## START

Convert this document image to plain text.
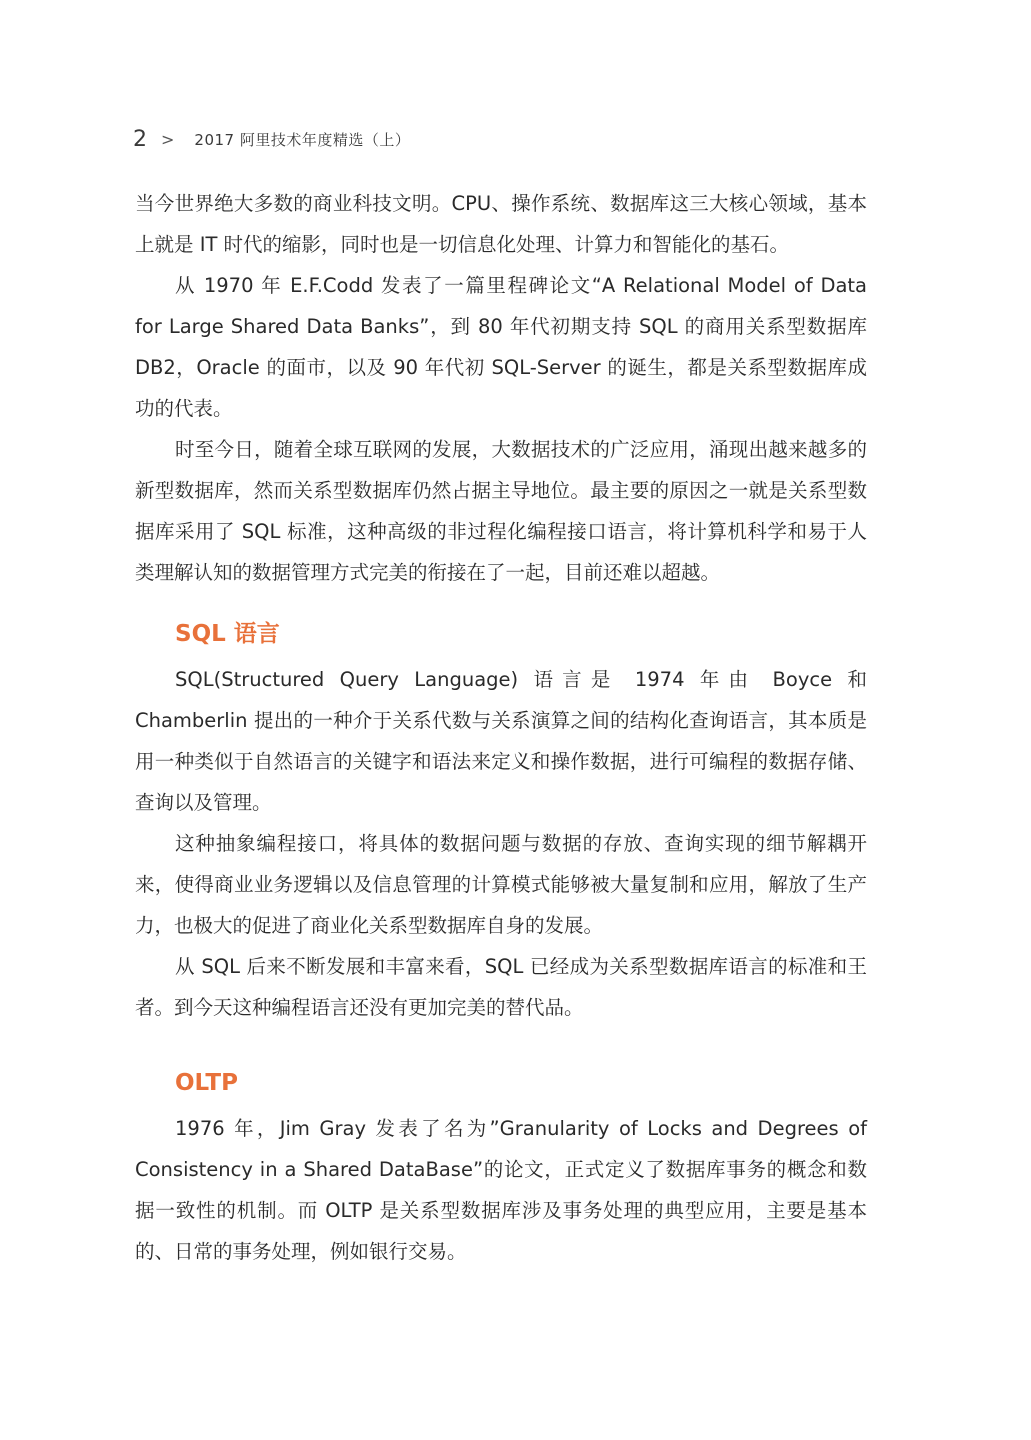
2 > 2017 阿里技术年度精选（上）

当今世界绝大多数的商业科技文明。CPU、操作系统、数据库这三大核心领域，基本上就是 IT 时代的缩影，同时也是一切信息化处理、计算力和智能化的基石。

从 1970 年 E.F.Codd 发表了一篇里程碑论文“A Relational Model of Data for Large Shared Data Banks”，到 80 年代初期支持 SQL 的商用关系型数据库 DB2，Oracle 的面市，以及 90 年代初 SQL-Server 的诞生，都是关系型数据库成功的代表。

时至今日，随着全球互联网的发展，大数据技术的广泛应用，涌现出越来越多的新型数据库，然而关系型数据库仍然占据主导地位。最主要的原因之一就是关系型数据库采用了 SQL 标准，这种高级的非过程化编程接口语言，将计算机科学和易于人类理解认知的数据管理方式完美的衔接在了一起，目前还难以超越。

SQL 语言

SQL(Structured Query Language) 语言是 1974 年由 Boyce 和 Chamberlin 提出的一种介于关系代数与关系演算之间的结构化查询语言，其本质是用一种类似于自然语言的关键字和语法来定义和操作数据，进行可编程的数据存储、查询以及管理。

这种抽象编程接口，将具体的数据问题与数据的存放、查询实现的细节解耦开来，使得商业业务逻辑以及信息管理的计算模式能够被大量复制和应用，解放了生产力，也极大的促进了商业化关系型数据库自身的发展。

从 SQL 后来不断发展和丰富来看，SQL 已经成为关系型数据库语言的标准和王者。到今天这种编程语言还没有更加完美的替代品。

OLTP

1976 年，Jim Gray 发表了名为”Granularity of Locks and Degrees of Consistency in a Shared DataBase”的论文，正式定义了数据库事务的概念和数据一致性的机制。而 OLTP 是关系型数据库涉及事务处理的典型应用，主要是基本的、日常的事务处理，例如银行交易。
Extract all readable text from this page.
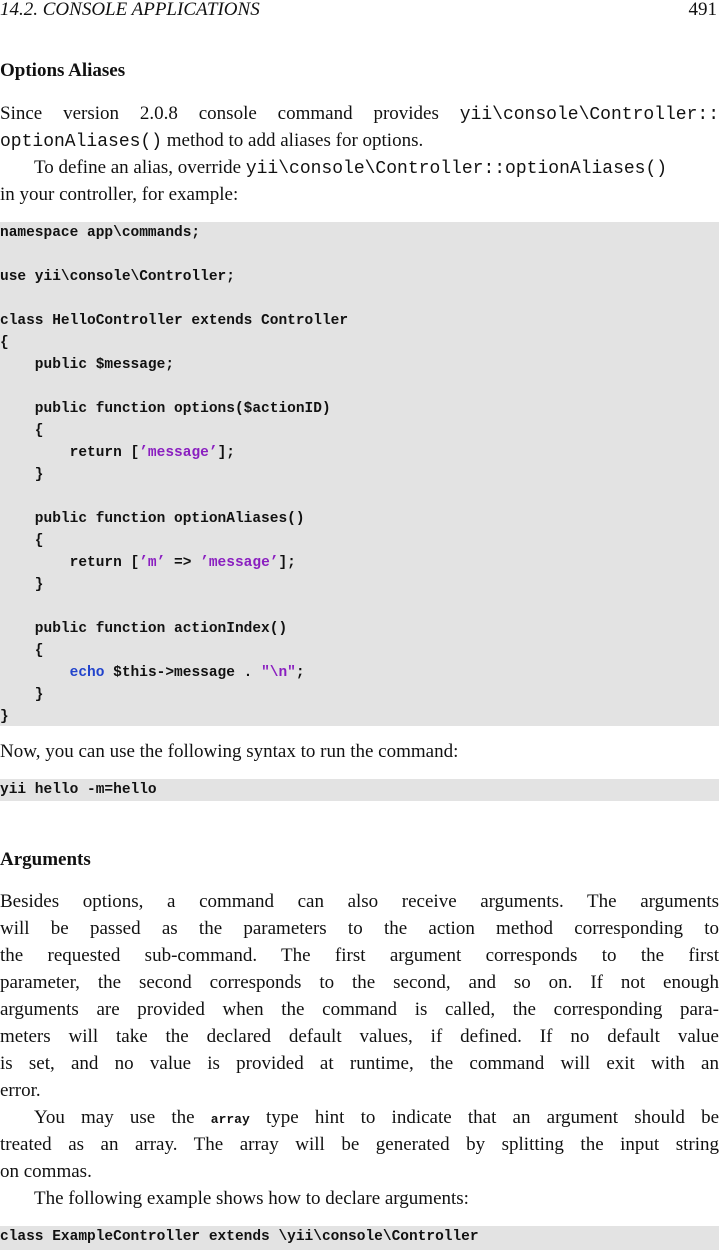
14.2. CONSOLE APPLICATIONS	491
Options Aliases
Since version 2.0.8 console command provides yii\console\Controller::
optionAliases() method to add aliases for options.
To define an alias, override yii\console\Controller::optionAliases()
in your controller, for example:
namespace app\commands;
use yii\console\Controller;
class HelloController extends Controller
{
public $message;
public function options($actionID)
{
return [’message’];
}
public function optionAliases()
{
return [’m’ => ’message’];
}
public function actionIndex()
{
echo $this->message . "\n";
}
}
Now, you can use the following syntax to run the command:
yii hello -m=hello
Arguments
Besides options, a command can also receive arguments. The arguments
will be passed as the parameters to the action method corresponding to
the requested sub-command. The first argument corresponds to the first
parameter, the second corresponds to the second, and so on. If not enough
arguments are provided when the command is called, the corresponding para-
meters will take the declared default values, if defined. If no default value
is set, and no value is provided at runtime, the command will exit with an
error.
You may use the array type hint to indicate that an argument should be
treated as an array. The array will be generated by splitting the input string
on commas.
The following example shows how to declare arguments:
class ExampleController extends \yii\console\Controller
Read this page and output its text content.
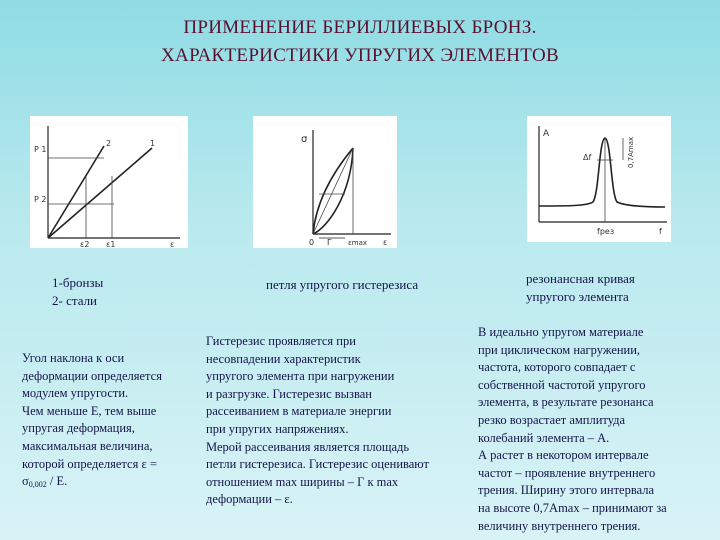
ПРИМЕНЕНИЕ БЕРИЛЛИЕВЫХ БРОНЗ.
ХАРАКТЕРИСТИКИ УПРУГИХ ЭЛЕМЕНТОВ
P 1
P 2
2	1
ε2 ε1	ε
σ
0 Γ εmax ε
A
Δf	0,7Amax
fрез	f
1-бронзы
2- стали
петля упругого гистерезиса	резонансная кривая
упругого элемента
Угол наклона к оси
деформации определяется
модулем упругости.
Чем меньше Е, тем выше
упругая деформация,
максимальная величина,
которой определяется ε =
$\sigma_{0,002}$ / Е.
Гистерезис проявляется при
несовпадении характеристик
упругого элемента при нагружении
и разгрузке. Гистерезис вызван
рассеиванием в материале энергии
при упругих напряжениях.
Мерой рассеивания является площадь
петли гистерезиса. Гистерезис оценивают
отношением max ширины – Г к max
деформации – ε.
В идеально упругом материале
при циклическом нагружении,
частота, которого совпадает с
собственной частотой упругого
элемента, в результате резонанса
резко возрастает амплитуда
колебаний элемента – А.
А растет в некотором интервале
частот – проявление внутреннего
трения. Ширину этого интервала
на высоте 0,7Аmax – принимают за
величину внутреннего трения.
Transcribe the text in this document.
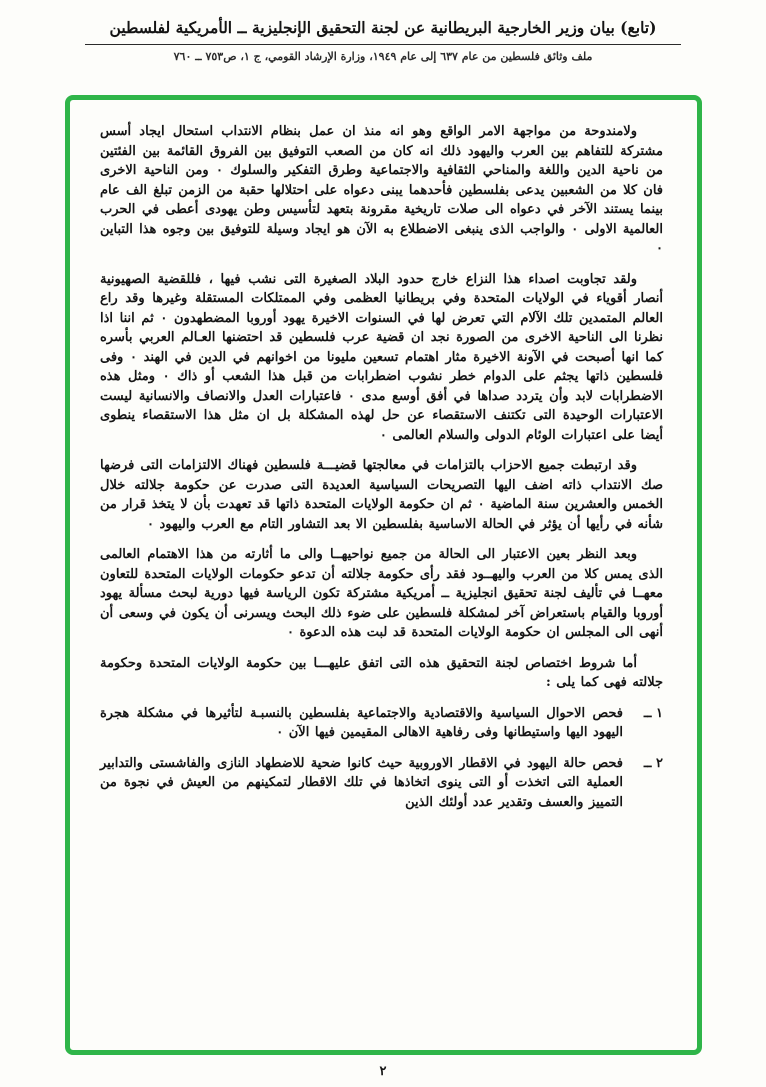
(تابع) بيان وزير الخارجية البريطانية عن لجنة التحقيق الإنجليزية ــ الأمريكية لفلسطين
ملف وثائق فلسطين من عام ٦٣٧ إلى عام ١٩٤٩، وزارة الإرشاد القومي، ج ١، ص٧٥٣ ــ ٧٦٠

ولامندوحة من مواجهة الامر الواقع وهو انه منذ ان عمل بنظام الانتداب استحال ايجاد أسس مشتركة للتفاهم بين العرب واليهود ذلك انه كان من الصعب التوفيق بين الفروق القائمة بين الفئتين من ناحية الدين واللغة والمناحي الثقافية والاجتماعية وطرق التفكير والسلوك ۰ ومن الناحية الاخرى فان كلا من الشعبين يدعى بفلسطين فأحدهما يبنى دعواه على احتلالها حقبة من الزمن تبلغ الف عام بينما يستند الآخر في دعواه الى صلات تاريخية مقرونة بتعهد لتأسيس وطن يهودى أعطى في الحرب العالمية الاولى ۰ والواجب الذى ينبغى الاضطلاع به الآن هو ايجاد وسيلة للتوفيق بين وجوه هذا التباين ۰

ولقد تجاوبت اصداء هذا النزاع خارج حدود البلاد الصغيرة التى نشب فيها ، فللقضية الصهيونية أنصار أقوياء في الولايات المتحدة وفي بريطانيا العظمى وفي الممتلكات المستقلة وغيرها وقد راع العالم المتمدين تلك الآلام التي تعرض لها في السنوات الاخيرة يهود أوروبا المضطهدون ۰ ثم اننا اذا نظرنا الى الناحية الاخرى من الصورة نجد ان قضية عرب فلسطين قد احتضنها العـالم العربي بأسره كما انها أصبحت في الآونة الاخيرة مثار اهتمام تسعين مليونا من اخوانهم في الدين في الهند ۰ وفى فلسطين ذاتها يجثم على الدوام خطر نشوب اضطرابات من قبل هذا الشعب أو ذاك ۰ ومثل هذه الاضطرابات لابد وأن يتردد صداها في أفق أوسع مدى ۰ فاعتبارات العدل والانصاف والانسانية ليست الاعتبارات الوحيدة التى تكتنف الاستقصاء عن حل لهذه المشكلة بل ان مثل هذا الاستقصاء ينطوى أيضا على اعتبارات الوئام الدولى والسلام العالمى ۰

وقد ارتبطت جميع الاحزاب بالتزامات في معالجتها قضيـــة فلسطين فهناك الالتزامات التى فرضها صك الانتداب ذاته اضف اليها التصريحات السياسية العديدة التى صدرت عن حكومة جلالته خلال الخمس والعشرين سنة الماضية ۰ ثم ان حكومة الولايات المتحدة ذاتها قد تعهدت بأن لا يتخذ قرار من شأنه في رأيها أن يؤثر في الحالة الاساسية بفلسطين الا بعد التشاور التام مع العرب واليهود ۰

وبعد النظر بعين الاعتبار الى الحالة من جميع نواحيهــا والى ما أثارته من هذا الاهتمام العالمى الذى يمس كلا من العرب واليهــود فقد رأى حكومة جلالته أن تدعو حكومات الولايات المتحدة للتعاون معهــا في تأليف لجنة تحقيق انجليزية ــ أمريكية مشتركة تكون الرياسة فيها دورية لبحث مسألة يهود أوروبا والقيام باستعراض آخر لمشكلة فلسطين على ضوء ذلك البحث ويسرنى أن يكون في وسعى أن أنهى الى المجلس ان حكومة الولايات المتحدة قد لبت هذه الدعوة ۰

أما شروط اختصاص لجنة التحقيق هذه التى اتفق عليهـــا بين حكومة الولايات المتحدة وحكومة جلالته فهى كما يلى :

١ ــ
فحص الاحوال السياسية والاقتصادية والاجتماعية بفلسطين بالنسبـة لتأثيرها في مشكلة هجرة اليهود اليها واستيطانها وفى رفاهية الاهالى المقيمين فيها الآن ۰
٢ ــ
فحص حالة اليهود في الاقطار الاوروبية حيث كانوا ضحية للاضطهاد النازى والفاشستى والتدابير العملية التى اتخذت أو التى ينوى اتخاذها في تلك الاقطار لتمكينهم من العيش في نجوة من التمييز والعسف وتقدير عدد أولئك الذين
٢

## END

From the listing above, collect every line that mentions the word "corresponding".

Task solution -
will be passed as the parameters to the action method corresponding to
arguments are provided when the command is called, the corresponding para-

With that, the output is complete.